Collect each line of the records containing the string "سؤالی".

────────────────────────────────────────

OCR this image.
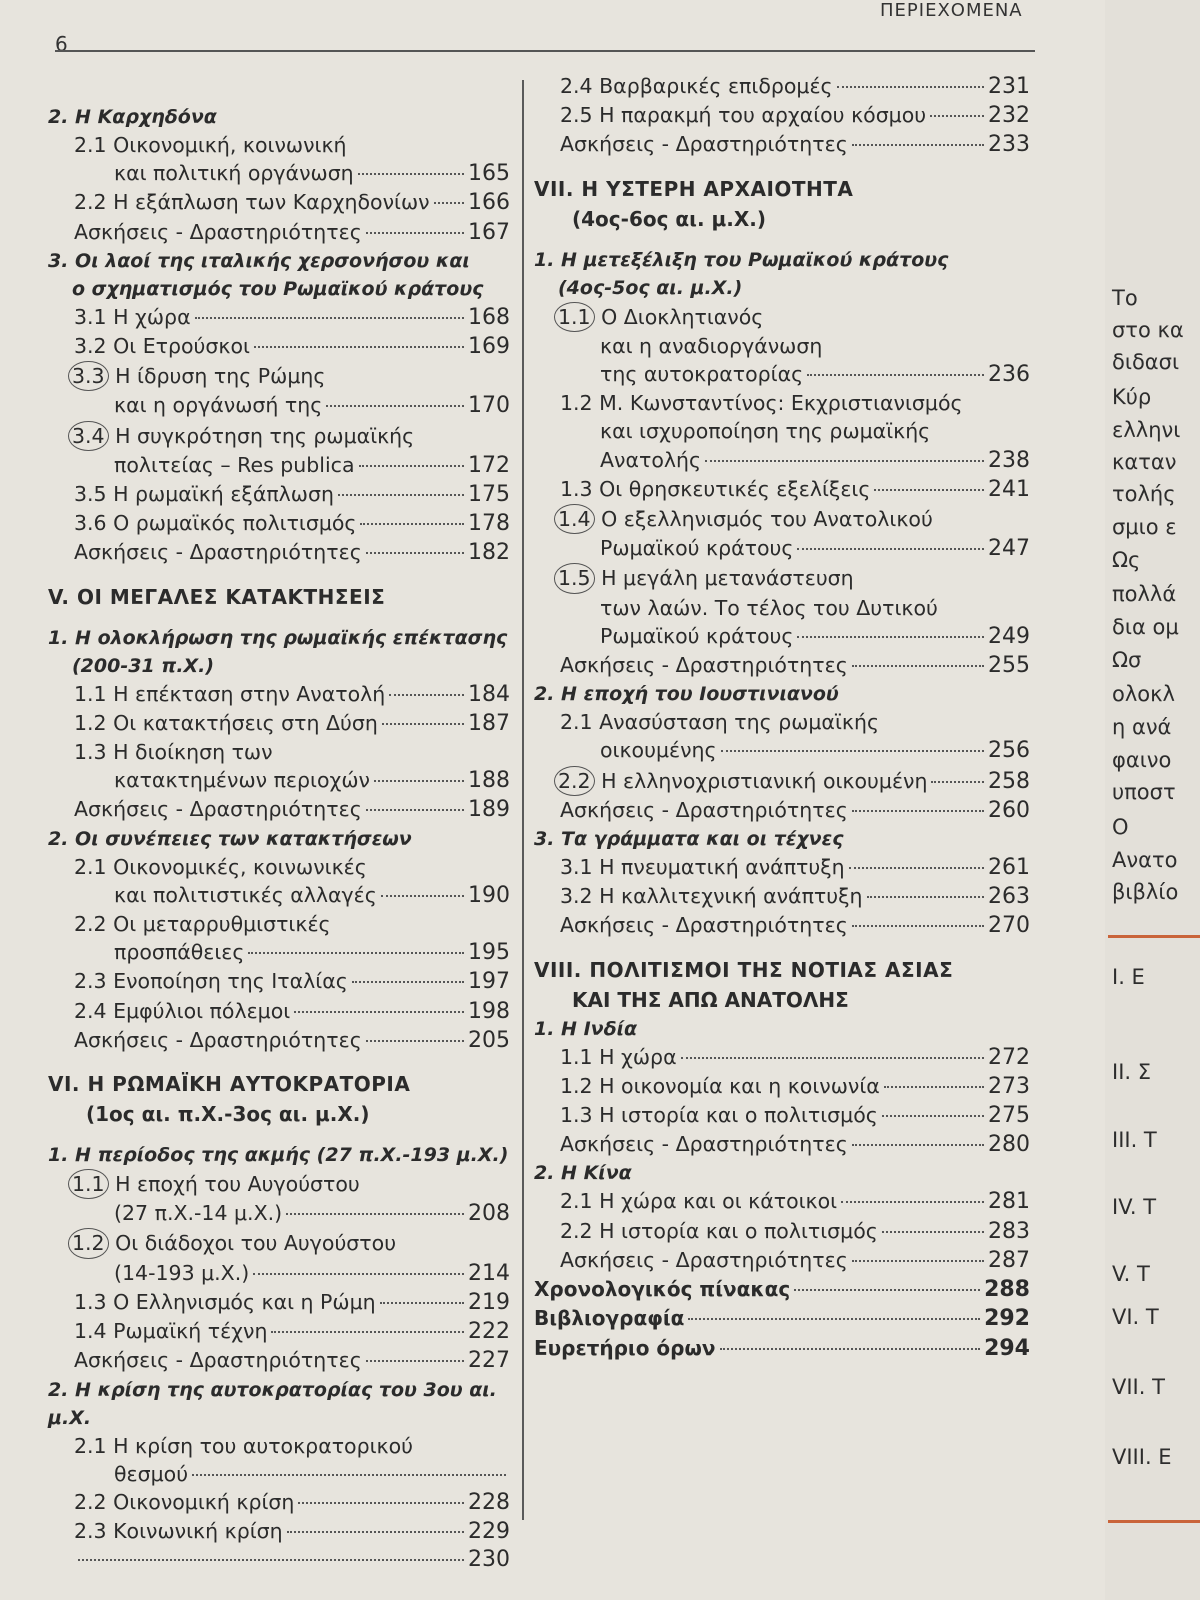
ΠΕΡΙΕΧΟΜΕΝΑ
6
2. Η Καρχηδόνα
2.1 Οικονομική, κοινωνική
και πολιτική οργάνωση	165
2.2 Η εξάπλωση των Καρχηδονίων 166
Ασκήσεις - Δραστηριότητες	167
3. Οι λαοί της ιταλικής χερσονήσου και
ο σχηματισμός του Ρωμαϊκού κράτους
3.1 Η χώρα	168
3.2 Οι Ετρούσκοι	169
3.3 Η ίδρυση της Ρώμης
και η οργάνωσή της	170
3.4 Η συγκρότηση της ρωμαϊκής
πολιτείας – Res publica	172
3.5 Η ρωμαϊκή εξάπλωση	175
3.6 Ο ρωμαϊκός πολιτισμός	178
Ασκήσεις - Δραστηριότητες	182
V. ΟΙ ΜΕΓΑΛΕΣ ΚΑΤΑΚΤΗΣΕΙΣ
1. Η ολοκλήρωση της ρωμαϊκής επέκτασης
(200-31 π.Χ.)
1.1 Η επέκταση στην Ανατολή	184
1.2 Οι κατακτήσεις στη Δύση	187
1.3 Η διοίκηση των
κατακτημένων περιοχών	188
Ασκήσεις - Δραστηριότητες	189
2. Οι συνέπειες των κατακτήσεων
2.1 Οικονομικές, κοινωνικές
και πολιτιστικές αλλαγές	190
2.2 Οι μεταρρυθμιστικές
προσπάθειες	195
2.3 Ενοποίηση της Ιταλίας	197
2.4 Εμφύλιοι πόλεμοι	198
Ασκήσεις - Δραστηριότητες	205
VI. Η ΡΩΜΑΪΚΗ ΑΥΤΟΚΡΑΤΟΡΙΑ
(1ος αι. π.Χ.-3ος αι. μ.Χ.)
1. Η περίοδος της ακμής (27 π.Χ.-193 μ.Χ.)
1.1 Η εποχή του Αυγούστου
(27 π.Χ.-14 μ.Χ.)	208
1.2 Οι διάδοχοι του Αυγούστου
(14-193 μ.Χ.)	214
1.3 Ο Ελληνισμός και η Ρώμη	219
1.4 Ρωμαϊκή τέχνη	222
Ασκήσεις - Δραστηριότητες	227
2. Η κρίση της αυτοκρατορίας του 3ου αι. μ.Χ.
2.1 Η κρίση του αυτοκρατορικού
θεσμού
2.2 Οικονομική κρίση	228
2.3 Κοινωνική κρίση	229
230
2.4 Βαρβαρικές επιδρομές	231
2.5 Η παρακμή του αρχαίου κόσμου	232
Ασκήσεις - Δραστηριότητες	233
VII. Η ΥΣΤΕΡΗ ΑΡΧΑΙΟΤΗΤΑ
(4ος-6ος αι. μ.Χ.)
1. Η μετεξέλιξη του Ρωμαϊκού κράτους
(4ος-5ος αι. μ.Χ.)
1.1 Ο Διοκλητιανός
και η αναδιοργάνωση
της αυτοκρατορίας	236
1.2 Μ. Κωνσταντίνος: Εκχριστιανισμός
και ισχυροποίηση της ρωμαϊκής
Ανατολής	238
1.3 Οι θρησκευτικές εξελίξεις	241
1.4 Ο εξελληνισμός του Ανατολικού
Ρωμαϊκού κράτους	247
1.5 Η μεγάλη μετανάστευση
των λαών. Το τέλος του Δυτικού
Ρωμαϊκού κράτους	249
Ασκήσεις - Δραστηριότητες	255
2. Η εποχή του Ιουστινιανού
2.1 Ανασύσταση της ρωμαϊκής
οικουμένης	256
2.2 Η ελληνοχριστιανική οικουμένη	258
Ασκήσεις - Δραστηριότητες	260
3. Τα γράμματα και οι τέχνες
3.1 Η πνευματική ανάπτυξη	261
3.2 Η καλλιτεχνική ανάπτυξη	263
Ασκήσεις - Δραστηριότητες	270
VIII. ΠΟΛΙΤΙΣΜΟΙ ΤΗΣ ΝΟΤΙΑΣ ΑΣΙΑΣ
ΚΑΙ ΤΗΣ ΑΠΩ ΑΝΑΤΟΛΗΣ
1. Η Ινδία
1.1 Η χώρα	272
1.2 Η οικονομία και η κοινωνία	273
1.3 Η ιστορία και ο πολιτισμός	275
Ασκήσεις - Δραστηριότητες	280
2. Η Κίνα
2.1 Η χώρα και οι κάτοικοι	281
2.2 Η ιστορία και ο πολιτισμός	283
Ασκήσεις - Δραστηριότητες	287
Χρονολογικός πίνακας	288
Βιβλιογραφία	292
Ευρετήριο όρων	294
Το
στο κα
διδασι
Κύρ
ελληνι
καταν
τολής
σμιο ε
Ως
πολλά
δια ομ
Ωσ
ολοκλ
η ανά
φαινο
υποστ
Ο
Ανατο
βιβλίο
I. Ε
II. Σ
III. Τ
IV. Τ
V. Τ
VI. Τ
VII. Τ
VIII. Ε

────────────────────────────────────────

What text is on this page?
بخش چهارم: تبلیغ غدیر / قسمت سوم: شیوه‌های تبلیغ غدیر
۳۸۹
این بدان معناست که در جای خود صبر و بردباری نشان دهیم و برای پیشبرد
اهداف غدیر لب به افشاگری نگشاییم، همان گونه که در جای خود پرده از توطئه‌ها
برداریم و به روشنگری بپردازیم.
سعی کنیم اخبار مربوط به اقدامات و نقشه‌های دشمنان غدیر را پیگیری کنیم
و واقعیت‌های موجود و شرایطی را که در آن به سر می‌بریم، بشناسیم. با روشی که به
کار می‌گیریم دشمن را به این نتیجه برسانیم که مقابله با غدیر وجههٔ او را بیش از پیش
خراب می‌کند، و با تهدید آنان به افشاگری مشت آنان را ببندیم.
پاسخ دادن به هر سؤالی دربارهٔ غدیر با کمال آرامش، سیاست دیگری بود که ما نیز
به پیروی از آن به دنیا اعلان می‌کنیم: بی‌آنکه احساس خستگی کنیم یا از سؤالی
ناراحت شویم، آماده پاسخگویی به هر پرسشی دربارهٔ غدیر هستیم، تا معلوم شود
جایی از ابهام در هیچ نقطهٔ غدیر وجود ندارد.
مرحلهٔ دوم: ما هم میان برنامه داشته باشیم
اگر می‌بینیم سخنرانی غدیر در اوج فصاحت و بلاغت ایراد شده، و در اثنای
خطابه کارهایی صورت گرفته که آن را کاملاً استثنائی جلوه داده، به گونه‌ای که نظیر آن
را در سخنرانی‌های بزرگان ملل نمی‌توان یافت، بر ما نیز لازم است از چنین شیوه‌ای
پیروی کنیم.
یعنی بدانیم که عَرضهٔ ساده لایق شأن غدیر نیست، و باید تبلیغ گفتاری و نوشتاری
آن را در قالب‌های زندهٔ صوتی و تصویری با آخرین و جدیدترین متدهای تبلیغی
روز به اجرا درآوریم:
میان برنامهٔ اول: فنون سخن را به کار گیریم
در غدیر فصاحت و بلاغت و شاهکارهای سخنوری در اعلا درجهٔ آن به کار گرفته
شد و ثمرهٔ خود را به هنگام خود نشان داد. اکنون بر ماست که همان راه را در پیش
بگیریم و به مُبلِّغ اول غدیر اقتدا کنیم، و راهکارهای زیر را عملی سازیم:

────────────────────────────────────────

### Task result
پاسخ دادن به هر سؤالی دربارهٔ غدیر با کمال آرامش، سیاست دیگری بود که ما نیز
به پیروی از آن به دنیا اعلان می‌کنیم: بی‌آنکه احساس خستگی کنیم یا از سؤالی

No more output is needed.